**Task prompt**: Write out all entries word for word.

**Provided information**:

● ● ● ● ● ● ●

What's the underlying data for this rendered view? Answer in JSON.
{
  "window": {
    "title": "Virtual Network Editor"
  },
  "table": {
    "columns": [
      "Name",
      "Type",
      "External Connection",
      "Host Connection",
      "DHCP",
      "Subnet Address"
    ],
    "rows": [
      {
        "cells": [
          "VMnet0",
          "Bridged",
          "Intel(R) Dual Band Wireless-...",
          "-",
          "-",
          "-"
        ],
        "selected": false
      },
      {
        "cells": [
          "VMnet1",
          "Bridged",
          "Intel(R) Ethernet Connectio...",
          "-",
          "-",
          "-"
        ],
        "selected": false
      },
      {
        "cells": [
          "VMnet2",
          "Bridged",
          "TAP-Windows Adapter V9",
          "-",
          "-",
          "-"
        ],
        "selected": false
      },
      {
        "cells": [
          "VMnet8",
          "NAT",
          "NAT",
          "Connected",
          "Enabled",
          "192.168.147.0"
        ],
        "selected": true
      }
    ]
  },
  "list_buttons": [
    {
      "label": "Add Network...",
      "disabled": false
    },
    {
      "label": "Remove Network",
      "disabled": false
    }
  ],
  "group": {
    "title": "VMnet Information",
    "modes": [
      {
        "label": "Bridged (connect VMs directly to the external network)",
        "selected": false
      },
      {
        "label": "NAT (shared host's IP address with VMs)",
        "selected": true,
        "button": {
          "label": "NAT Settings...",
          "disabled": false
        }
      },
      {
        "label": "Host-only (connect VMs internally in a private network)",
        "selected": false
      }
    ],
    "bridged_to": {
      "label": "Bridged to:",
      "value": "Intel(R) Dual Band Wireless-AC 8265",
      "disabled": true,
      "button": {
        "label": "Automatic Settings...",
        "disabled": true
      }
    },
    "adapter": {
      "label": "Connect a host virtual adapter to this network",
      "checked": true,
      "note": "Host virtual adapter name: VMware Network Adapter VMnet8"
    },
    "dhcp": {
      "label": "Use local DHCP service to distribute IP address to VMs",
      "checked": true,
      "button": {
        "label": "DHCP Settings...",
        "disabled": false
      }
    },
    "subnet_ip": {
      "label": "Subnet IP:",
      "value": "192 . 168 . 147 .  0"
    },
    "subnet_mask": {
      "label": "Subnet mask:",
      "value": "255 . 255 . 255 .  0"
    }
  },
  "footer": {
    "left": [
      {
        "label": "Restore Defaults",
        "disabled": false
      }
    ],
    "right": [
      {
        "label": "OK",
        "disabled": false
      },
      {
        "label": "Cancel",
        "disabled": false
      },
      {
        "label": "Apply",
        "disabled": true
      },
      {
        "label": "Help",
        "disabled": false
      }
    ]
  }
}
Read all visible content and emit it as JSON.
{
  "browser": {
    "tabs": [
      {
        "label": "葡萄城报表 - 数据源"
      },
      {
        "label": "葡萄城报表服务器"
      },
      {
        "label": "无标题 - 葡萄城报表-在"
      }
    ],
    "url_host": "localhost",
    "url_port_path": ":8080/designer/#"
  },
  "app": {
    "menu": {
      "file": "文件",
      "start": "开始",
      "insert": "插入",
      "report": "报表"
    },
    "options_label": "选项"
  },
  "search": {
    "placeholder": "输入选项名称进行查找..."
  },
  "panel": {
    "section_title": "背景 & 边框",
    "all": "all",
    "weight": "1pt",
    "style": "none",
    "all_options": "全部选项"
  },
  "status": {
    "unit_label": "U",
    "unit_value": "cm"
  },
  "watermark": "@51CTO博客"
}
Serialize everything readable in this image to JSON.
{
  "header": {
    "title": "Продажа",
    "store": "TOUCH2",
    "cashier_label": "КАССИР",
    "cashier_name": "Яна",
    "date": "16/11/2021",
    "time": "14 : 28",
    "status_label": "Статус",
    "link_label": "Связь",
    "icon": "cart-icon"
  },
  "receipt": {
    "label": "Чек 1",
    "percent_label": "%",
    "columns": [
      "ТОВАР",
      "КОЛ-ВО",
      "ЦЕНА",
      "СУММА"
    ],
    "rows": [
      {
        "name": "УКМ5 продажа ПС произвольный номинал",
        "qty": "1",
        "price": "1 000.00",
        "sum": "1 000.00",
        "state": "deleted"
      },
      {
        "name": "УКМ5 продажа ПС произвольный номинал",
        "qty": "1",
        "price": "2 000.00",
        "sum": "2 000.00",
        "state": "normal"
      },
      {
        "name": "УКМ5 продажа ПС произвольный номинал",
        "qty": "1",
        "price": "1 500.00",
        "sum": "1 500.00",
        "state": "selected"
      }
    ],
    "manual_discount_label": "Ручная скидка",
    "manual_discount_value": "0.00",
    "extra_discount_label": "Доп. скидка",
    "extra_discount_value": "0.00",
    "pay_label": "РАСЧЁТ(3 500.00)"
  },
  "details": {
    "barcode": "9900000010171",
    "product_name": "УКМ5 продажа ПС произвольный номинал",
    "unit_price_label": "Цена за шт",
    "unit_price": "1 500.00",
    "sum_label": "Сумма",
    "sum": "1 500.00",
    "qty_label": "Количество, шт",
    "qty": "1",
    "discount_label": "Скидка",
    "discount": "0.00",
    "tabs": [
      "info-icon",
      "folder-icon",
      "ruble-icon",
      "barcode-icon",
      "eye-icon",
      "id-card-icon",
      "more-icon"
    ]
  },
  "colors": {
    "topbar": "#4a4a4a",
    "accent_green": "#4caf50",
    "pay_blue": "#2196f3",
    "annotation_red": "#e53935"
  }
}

● ● ● ● ● ● ●

**Result**:
What's the underlying data for this rendered view? Answer in JSON.
{
  "window": {
    "title": "Virtual Network Editor"
  },
  "table": {
    "columns": [
      "Name",
      "Type",
      "External Connection",
      "Host Connection",
      "DHCP",
      "Subnet Address"
    ],
    "rows": [
      {
        "cells": [
          "VMnet0",
          "Bridged",
          "Intel(R) Dual Band Wireless-...",
          "-",
          "-",
          "-"
        ],
        "selected": false
      },
      {
        "cells": [
          "VMnet1",
          "Bridged",
          "Intel(R) Ethernet Connectio...",
          "-",
          "-",
          "-"
        ],
        "selected": false
      },
      {
        "cells": [
          "VMnet2",
          "Bridged",
          "TAP-Windows Adapter V9",
          "-",
          "-",
          "-"
        ],
        "selected": false
      },
      {
        "cells": [
          "VMnet8",
          "NAT",
          "NAT",
          "Connected",
          "Enabled",
          "192.168.147.0"
        ],
        "selected": true
      }
    ]
  },
  "list_buttons": [
    {
      "label": "Add Network...",
      "disabled": false
    },
    {
      "label": "Remove Network",
      "disabled": false
    }
  ],
  "group": {
    "title": "VMnet Information",
    "modes": [
      {
        "label": "Bridged (connect VMs directly to the external network)",
        "selected": false
      },
      {
        "label": "NAT (shared host's IP address with VMs)",
        "selected": true,
        "button": {
          "label": "NAT Settings...",
          "disabled": false
        }
      },
      {
        "label": "Host-only (connect VMs internally in a private network)",
        "selected": false
      }
    ],
    "bridged_to": {
      "label": "Bridged to:",
      "value": "Intel(R) Dual Band Wireless-AC 8265",
      "disabled": true,
      "button": {
        "label": "Automatic Settings...",
        "disabled": true
      }
    },
    "adapter": {
      "label": "Connect a host virtual adapter to this network",
      "checked": true,
      "note": "Host virtual adapter name: VMware Network Adapter VMnet8"
    },
    "dhcp": {
      "label": "Use local DHCP service to distribute IP address to VMs",
      "checked": true,
      "button": {
        "label": "DHCP Settings...",
        "disabled": false
      }
    },
    "subnet_ip": {
      "label": "Subnet IP:",
      "value": "192 . 168 . 147 .  0"
    },
    "subnet_mask": {
      "label": "Subnet mask:",
      "value": "255 . 255 . 255 .  0"
    }
  },
  "footer": {
    "left": [
      {
        "label": "Restore Defaults",
        "disabled": false
      }
    ],
    "right": [
      {
        "label": "OK",
        "disabled": false
      },
      {
        "label": "Cancel",
        "disabled": false
      },
      {
        "label": "Apply",
        "disabled": true
      },
      {
        "label": "Help",
        "disabled": false
      }
    ]
  }
}
Read all visible content and emit it as JSON.
{
  "browser": {
    "tabs": [
      {
        "label": "葡萄城报表 - 数据源"
      },
      {
        "label": "葡萄城报表服务器"
      },
      {
        "label": "无标题 - 葡萄城报表-在"
      }
    ],
    "url_host": "localhost",
    "url_port_path": ":8080/designer/#"
  },
  "app": {
    "menu": {
      "file": "文件",
      "start": "开始",
      "insert": "插入",
      "report": "报表"
    },
    "options_label": "选项"
  },
  "search": {
    "placeholder": "输入选项名称进行查找..."
  },
  "panel": {
    "section_title": "背景 & 边框",
    "all": "all",
    "weight": "1pt",
    "style": "none",
    "all_options": "全部选项"
  },
  "status": {
    "unit_label": "U",
    "unit_value": "cm"
  },
  "watermark": "@51CTO博客"
}
Serialize everything readable in this image to JSON.
{
  "header": {
    "title": "Продажа",
    "store": "TOUCH2",
    "cashier_label": "КАССИР",
    "cashier_name": "Яна",
    "date": "16/11/2021",
    "time": "14 : 28",
    "status_label": "Статус",
    "link_label": "Связь",
    "icon": "cart-icon"
  },
  "receipt": {
    "label": "Чек 1",
    "percent_label": "%",
    "columns": [
      "ТОВАР",
      "КОЛ-ВО",
      "ЦЕНА",
      "СУММА"
    ],
    "rows": [
      {
        "name": "УКМ5 продажа ПС произвольный номинал",
        "qty": "1",
        "price": "1 000.00",
        "sum": "1 000.00",
        "state": "deleted"
      },
      {
        "name": "УКМ5 продажа ПС произвольный номинал",
        "qty": "1",
        "price": "2 000.00",
        "sum": "2 000.00",
        "state": "normal"
      },
      {
        "name": "УКМ5 продажа ПС произвольный номинал",
        "qty": "1",
        "price": "1 500.00",
        "sum": "1 500.00",
        "state": "selected"
      }
    ],
    "manual_discount_label": "Ручная скидка",
    "manual_discount_value": "0.00",
    "extra_discount_label": "Доп. скидка",
    "extra_discount_value": "0.00",
    "pay_label": "РАСЧЁТ(3 500.00)"
  },
  "details": {
    "barcode": "9900000010171",
    "product_name": "УКМ5 продажа ПС произвольный номинал",
    "unit_price_label": "Цена за шт",
    "unit_price": "1 500.00",
    "sum_label": "Сумма",
    "sum": "1 500.00",
    "qty_label": "Количество, шт",
    "qty": "1",
    "discount_label": "Скидка",
    "discount": "0.00",
    "tabs": [
      "info-icon",
      "folder-icon",
      "ruble-icon",
      "barcode-icon",
      "eye-icon",
      "id-card-icon",
      "more-icon"
    ]
  },
  "colors": {
    "topbar": "#4a4a4a",
    "accent_green": "#4caf50",
    "pay_blue": "#2196f3",
    "annotation_red": "#e53935"
  }
}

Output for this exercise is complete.